WORK TO BE COMPLETED.
Return every line below in which "JSON" appears.

(Items from a dataset)
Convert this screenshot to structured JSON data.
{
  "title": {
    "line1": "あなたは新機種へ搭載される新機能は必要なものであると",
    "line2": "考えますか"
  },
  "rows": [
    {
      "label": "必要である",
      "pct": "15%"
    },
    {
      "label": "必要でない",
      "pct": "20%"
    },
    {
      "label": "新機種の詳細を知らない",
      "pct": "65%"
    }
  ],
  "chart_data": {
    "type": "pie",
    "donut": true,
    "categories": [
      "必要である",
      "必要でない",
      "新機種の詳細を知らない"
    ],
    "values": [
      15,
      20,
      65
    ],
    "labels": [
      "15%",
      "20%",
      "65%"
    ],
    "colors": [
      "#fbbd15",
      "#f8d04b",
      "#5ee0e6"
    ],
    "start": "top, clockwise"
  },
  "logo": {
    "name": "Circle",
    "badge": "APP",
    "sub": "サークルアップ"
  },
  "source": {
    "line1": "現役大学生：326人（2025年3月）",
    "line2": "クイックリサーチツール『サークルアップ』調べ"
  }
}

--

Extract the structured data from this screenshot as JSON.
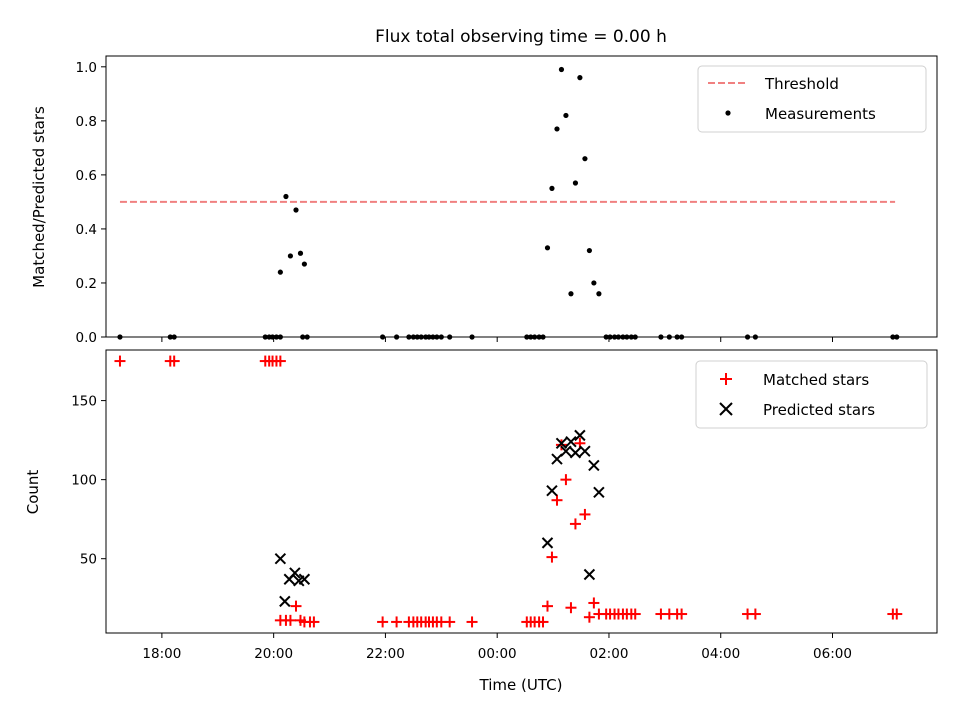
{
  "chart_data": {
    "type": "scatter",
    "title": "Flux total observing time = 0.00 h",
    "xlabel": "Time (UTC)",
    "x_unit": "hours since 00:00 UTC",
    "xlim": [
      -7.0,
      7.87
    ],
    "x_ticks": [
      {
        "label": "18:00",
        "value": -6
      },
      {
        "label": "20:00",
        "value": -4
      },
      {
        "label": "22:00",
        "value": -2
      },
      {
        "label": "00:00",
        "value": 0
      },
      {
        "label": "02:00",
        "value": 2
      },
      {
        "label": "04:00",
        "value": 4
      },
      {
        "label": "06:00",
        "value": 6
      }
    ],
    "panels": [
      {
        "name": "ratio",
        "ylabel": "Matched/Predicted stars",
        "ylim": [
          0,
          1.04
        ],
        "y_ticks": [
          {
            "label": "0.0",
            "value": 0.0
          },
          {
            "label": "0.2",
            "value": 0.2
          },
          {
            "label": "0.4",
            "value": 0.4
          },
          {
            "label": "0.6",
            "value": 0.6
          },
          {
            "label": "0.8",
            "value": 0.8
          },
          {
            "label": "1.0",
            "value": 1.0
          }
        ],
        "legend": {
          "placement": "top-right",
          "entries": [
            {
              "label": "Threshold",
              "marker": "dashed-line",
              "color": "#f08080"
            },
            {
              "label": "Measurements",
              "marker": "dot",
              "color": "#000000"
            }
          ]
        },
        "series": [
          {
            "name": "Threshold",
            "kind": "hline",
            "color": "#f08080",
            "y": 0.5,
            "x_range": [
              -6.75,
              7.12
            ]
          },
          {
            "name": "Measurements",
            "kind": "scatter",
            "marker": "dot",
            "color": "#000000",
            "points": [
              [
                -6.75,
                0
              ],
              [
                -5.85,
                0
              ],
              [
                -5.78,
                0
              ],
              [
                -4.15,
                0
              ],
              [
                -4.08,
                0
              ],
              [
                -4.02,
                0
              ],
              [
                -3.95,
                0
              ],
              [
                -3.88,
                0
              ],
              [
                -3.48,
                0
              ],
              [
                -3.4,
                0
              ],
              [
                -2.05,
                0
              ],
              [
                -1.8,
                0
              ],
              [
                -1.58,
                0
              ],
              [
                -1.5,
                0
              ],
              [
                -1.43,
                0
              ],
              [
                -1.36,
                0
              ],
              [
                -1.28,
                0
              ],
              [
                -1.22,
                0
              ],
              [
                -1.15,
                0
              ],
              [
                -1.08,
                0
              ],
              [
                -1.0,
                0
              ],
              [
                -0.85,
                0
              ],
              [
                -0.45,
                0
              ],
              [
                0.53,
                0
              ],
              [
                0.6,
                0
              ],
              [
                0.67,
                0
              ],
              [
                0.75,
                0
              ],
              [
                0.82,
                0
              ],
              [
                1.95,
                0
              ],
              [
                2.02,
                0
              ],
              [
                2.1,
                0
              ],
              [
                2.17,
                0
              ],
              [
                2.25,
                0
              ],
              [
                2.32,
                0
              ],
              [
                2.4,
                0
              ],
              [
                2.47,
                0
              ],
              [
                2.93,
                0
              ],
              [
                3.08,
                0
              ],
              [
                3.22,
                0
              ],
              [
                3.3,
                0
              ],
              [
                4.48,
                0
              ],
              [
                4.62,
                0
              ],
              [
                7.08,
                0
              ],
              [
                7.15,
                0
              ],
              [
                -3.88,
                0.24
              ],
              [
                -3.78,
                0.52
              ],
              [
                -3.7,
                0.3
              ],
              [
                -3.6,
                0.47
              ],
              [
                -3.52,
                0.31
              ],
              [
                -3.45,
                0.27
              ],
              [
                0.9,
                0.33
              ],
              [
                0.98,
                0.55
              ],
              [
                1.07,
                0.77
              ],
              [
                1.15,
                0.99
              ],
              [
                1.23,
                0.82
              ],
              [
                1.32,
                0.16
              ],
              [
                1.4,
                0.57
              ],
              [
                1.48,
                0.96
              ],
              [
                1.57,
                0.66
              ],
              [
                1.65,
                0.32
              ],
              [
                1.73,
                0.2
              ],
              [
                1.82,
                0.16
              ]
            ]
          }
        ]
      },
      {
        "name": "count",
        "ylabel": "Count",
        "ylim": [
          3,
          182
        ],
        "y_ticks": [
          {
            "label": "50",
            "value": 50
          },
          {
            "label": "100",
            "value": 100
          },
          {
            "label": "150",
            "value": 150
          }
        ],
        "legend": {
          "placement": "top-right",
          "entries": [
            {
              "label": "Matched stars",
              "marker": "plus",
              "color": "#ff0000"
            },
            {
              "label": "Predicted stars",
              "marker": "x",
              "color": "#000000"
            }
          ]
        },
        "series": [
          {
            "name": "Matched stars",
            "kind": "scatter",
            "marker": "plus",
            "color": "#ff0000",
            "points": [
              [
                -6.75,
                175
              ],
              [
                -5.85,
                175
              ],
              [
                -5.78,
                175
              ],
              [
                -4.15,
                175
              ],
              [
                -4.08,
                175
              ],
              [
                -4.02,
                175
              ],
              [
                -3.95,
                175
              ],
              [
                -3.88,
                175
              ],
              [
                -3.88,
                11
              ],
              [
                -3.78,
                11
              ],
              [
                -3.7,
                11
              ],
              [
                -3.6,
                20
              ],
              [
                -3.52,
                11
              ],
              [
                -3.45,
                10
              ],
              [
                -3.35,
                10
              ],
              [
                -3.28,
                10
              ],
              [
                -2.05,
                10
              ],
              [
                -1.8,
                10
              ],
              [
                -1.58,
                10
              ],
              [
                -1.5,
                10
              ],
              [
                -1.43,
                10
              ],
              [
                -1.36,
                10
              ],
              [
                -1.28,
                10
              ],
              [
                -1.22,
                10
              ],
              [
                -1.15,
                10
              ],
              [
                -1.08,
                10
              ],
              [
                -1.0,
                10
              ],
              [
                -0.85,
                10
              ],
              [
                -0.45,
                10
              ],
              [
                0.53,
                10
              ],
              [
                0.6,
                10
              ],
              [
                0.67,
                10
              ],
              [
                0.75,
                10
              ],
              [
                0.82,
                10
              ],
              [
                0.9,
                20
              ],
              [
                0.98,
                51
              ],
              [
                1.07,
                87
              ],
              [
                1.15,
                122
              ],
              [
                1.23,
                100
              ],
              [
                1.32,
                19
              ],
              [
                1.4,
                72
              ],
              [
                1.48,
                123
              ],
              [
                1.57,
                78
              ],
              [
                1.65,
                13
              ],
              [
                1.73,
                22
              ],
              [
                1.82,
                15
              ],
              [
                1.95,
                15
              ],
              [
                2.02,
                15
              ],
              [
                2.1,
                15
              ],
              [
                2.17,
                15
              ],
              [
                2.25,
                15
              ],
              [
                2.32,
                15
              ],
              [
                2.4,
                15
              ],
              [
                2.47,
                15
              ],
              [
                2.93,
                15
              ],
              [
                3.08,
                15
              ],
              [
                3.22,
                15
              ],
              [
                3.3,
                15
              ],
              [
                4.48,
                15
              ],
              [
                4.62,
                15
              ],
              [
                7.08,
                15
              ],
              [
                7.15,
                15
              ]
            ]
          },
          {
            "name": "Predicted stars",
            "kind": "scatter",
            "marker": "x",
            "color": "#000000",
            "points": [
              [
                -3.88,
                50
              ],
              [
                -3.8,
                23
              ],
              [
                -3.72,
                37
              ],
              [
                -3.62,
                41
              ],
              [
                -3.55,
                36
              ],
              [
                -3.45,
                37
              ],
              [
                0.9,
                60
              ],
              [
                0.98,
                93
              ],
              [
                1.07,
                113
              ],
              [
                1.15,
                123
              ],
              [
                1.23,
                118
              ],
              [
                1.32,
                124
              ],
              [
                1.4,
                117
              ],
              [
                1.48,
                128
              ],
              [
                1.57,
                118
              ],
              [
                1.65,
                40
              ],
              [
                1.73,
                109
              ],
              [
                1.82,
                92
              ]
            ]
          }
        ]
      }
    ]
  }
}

WRITTEN RESPONSE.
Convert this screenshot to structured JSON data.
Extract the structured data from this screenshot as JSON.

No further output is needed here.